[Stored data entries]
┌────────
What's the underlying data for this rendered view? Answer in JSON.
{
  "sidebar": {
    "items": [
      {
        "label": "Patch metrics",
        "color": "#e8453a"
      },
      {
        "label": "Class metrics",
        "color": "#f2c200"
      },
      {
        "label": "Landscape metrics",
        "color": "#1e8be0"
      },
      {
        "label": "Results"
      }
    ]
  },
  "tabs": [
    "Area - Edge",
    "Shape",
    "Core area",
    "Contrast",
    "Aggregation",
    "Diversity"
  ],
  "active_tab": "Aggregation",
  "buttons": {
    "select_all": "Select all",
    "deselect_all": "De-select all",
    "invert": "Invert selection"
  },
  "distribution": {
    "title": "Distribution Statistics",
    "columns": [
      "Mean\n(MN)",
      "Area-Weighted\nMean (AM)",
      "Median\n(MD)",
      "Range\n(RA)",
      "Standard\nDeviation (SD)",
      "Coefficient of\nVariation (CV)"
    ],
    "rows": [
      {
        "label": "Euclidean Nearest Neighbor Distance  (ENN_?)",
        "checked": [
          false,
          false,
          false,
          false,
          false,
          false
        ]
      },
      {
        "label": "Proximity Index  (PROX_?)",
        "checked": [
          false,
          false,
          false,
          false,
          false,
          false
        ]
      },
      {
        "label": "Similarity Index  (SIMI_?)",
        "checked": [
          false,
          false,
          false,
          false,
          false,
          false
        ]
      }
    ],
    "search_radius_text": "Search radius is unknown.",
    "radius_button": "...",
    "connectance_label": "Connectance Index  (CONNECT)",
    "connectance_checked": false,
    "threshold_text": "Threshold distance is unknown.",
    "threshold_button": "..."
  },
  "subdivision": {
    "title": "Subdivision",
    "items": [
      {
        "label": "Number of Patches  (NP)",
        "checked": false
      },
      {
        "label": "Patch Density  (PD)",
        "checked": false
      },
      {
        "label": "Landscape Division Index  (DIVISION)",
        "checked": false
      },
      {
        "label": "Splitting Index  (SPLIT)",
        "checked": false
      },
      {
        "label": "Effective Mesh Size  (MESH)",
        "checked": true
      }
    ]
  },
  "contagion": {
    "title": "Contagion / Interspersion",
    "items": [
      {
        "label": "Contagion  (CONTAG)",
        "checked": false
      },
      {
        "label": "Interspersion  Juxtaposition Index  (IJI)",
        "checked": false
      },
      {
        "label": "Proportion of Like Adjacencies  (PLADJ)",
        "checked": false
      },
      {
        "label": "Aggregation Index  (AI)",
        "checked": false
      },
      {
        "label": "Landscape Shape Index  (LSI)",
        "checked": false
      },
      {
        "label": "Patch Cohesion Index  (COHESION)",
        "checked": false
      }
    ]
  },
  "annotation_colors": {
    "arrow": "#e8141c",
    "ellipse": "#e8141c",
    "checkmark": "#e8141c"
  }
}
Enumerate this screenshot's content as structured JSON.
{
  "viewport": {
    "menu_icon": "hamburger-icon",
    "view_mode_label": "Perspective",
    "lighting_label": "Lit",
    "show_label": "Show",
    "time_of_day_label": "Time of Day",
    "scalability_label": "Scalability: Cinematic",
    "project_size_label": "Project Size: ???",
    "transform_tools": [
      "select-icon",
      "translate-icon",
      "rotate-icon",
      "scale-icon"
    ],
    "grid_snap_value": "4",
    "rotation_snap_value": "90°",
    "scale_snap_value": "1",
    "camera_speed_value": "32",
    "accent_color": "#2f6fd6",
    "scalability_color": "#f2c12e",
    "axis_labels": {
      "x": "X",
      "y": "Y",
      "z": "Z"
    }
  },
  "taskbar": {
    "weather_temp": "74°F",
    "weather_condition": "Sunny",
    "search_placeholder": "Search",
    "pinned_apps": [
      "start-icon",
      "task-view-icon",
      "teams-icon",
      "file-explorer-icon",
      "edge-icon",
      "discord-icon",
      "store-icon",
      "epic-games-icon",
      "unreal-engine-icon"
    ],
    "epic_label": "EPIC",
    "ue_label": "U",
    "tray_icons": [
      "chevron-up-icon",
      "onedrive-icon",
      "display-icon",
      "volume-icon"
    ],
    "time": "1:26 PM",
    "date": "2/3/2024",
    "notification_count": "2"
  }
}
└────────
Exercise brief
Recite the full listing above exactly.

Right answer
What's the underlying data for this rendered view? Answer in JSON.
{
  "sidebar": {
    "items": [
      {
        "label": "Patch metrics",
        "color": "#e8453a"
      },
      {
        "label": "Class metrics",
        "color": "#f2c200"
      },
      {
        "label": "Landscape metrics",
        "color": "#1e8be0"
      },
      {
        "label": "Results"
      }
    ]
  },
  "tabs": [
    "Area - Edge",
    "Shape",
    "Core area",
    "Contrast",
    "Aggregation",
    "Diversity"
  ],
  "active_tab": "Aggregation",
  "buttons": {
    "select_all": "Select all",
    "deselect_all": "De-select all",
    "invert": "Invert selection"
  },
  "distribution": {
    "title": "Distribution Statistics",
    "columns": [
      "Mean\n(MN)",
      "Area-Weighted\nMean (AM)",
      "Median\n(MD)",
      "Range\n(RA)",
      "Standard\nDeviation (SD)",
      "Coefficient of\nVariation (CV)"
    ],
    "rows": [
      {
        "label": "Euclidean Nearest Neighbor Distance  (ENN_?)",
        "checked": [
          false,
          false,
          false,
          false,
          false,
          false
        ]
      },
      {
        "label": "Proximity Index  (PROX_?)",
        "checked": [
          false,
          false,
          false,
          false,
          false,
          false
        ]
      },
      {
        "label": "Similarity Index  (SIMI_?)",
        "checked": [
          false,
          false,
          false,
          false,
          false,
          false
        ]
      }
    ],
    "search_radius_text": "Search radius is unknown.",
    "radius_button": "...",
    "connectance_label": "Connectance Index  (CONNECT)",
    "connectance_checked": false,
    "threshold_text": "Threshold distance is unknown.",
    "threshold_button": "..."
  },
  "subdivision": {
    "title": "Subdivision",
    "items": [
      {
        "label": "Number of Patches  (NP)",
        "checked": false
      },
      {
        "label": "Patch Density  (PD)",
        "checked": false
      },
      {
        "label": "Landscape Division Index  (DIVISION)",
        "checked": false
      },
      {
        "label": "Splitting Index  (SPLIT)",
        "checked": false
      },
      {
        "label": "Effective Mesh Size  (MESH)",
        "checked": true
      }
    ]
  },
  "contagion": {
    "title": "Contagion / Interspersion",
    "items": [
      {
        "label": "Contagion  (CONTAG)",
        "checked": false
      },
      {
        "label": "Interspersion  Juxtaposition Index  (IJI)",
        "checked": false
      },
      {
        "label": "Proportion of Like Adjacencies  (PLADJ)",
        "checked": false
      },
      {
        "label": "Aggregation Index  (AI)",
        "checked": false
      },
      {
        "label": "Landscape Shape Index  (LSI)",
        "checked": false
      },
      {
        "label": "Patch Cohesion Index  (COHESION)",
        "checked": false
      }
    ]
  },
  "annotation_colors": {
    "arrow": "#e8141c",
    "ellipse": "#e8141c",
    "checkmark": "#e8141c"
  }
}
Enumerate this screenshot's content as structured JSON.
{
  "viewport": {
    "menu_icon": "hamburger-icon",
    "view_mode_label": "Perspective",
    "lighting_label": "Lit",
    "show_label": "Show",
    "time_of_day_label": "Time of Day",
    "scalability_label": "Scalability: Cinematic",
    "project_size_label": "Project Size: ???",
    "transform_tools": [
      "select-icon",
      "translate-icon",
      "rotate-icon",
      "scale-icon"
    ],
    "grid_snap_value": "4",
    "rotation_snap_value": "90°",
    "scale_snap_value": "1",
    "camera_speed_value": "32",
    "accent_color": "#2f6fd6",
    "scalability_color": "#f2c12e",
    "axis_labels": {
      "x": "X",
      "y": "Y",
      "z": "Z"
    }
  },
  "taskbar": {
    "weather_temp": "74°F",
    "weather_condition": "Sunny",
    "search_placeholder": "Search",
    "pinned_apps": [
      "start-icon",
      "task-view-icon",
      "teams-icon",
      "file-explorer-icon",
      "edge-icon",
      "discord-icon",
      "store-icon",
      "epic-games-icon",
      "unreal-engine-icon"
    ],
    "epic_label": "EPIC",
    "ue_label": "U",
    "tray_icons": [
      "chevron-up-icon",
      "onedrive-icon",
      "display-icon",
      "volume-icon"
    ],
    "time": "1:26 PM",
    "date": "2/3/2024",
    "notification_count": "2"
  }
}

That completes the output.